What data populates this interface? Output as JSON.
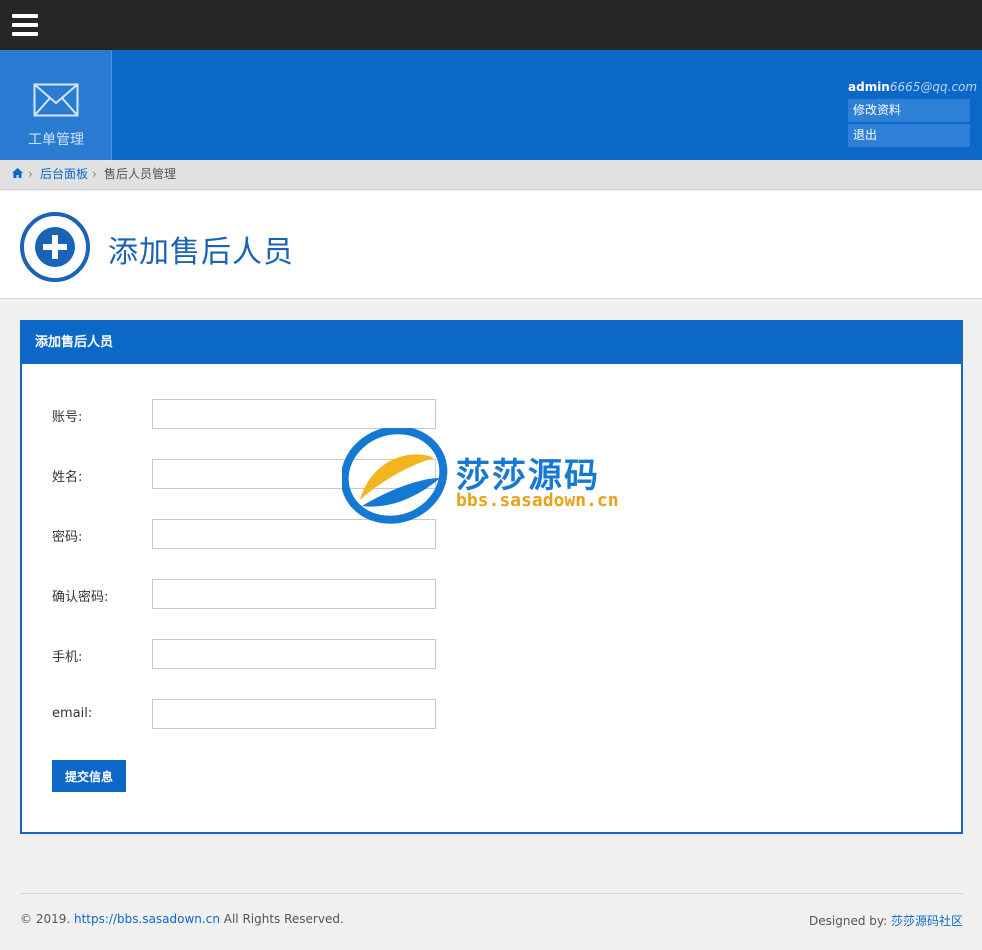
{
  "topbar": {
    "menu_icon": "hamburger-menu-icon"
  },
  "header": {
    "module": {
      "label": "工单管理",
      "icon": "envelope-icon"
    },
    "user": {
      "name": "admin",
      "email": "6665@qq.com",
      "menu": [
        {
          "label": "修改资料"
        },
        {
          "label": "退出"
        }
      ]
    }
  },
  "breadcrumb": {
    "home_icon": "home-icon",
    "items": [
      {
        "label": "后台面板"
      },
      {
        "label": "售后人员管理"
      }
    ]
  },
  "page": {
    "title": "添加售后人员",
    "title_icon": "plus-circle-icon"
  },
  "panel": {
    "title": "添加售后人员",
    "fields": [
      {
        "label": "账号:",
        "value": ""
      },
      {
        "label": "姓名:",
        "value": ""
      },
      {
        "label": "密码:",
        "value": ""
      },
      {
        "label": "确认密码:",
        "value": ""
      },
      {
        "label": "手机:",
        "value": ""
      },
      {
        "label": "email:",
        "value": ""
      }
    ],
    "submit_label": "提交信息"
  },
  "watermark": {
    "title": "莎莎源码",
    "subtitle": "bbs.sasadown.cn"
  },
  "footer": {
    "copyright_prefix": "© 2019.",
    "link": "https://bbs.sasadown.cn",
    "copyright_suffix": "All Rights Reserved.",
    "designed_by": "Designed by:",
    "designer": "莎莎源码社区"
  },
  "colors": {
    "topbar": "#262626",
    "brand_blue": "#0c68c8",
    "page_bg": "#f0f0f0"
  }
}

_ _ _ _ _ _ _

- _TASK TO COMPLETE_
Can you retype every record above exactly, leaving out the pictures?

- _THE REPLY_
What data populates this interface? Output as JSON.
{
  "topbar": {
    "menu_icon": "hamburger-menu-icon"
  },
  "header": {
    "module": {
      "label": "工单管理",
      "icon": "envelope-icon"
    },
    "user": {
      "name": "admin",
      "email": "6665@qq.com",
      "menu": [
        {
          "label": "修改资料"
        },
        {
          "label": "退出"
        }
      ]
    }
  },
  "breadcrumb": {
    "home_icon": "home-icon",
    "items": [
      {
        "label": "后台面板"
      },
      {
        "label": "售后人员管理"
      }
    ]
  },
  "page": {
    "title": "添加售后人员",
    "title_icon": "plus-circle-icon"
  },
  "panel": {
    "title": "添加售后人员",
    "fields": [
      {
        "label": "账号:",
        "value": ""
      },
      {
        "label": "姓名:",
        "value": ""
      },
      {
        "label": "密码:",
        "value": ""
      },
      {
        "label": "确认密码:",
        "value": ""
      },
      {
        "label": "手机:",
        "value": ""
      },
      {
        "label": "email:",
        "value": ""
      }
    ],
    "submit_label": "提交信息"
  },
  "watermark": {
    "title": "莎莎源码",
    "subtitle": "bbs.sasadown.cn"
  },
  "footer": {
    "copyright_prefix": "© 2019.",
    "link": "https://bbs.sasadown.cn",
    "copyright_suffix": "All Rights Reserved.",
    "designed_by": "Designed by:",
    "designer": "莎莎源码社区"
  },
  "colors": {
    "topbar": "#262626",
    "brand_blue": "#0c68c8",
    "page_bg": "#f0f0f0"
  }
}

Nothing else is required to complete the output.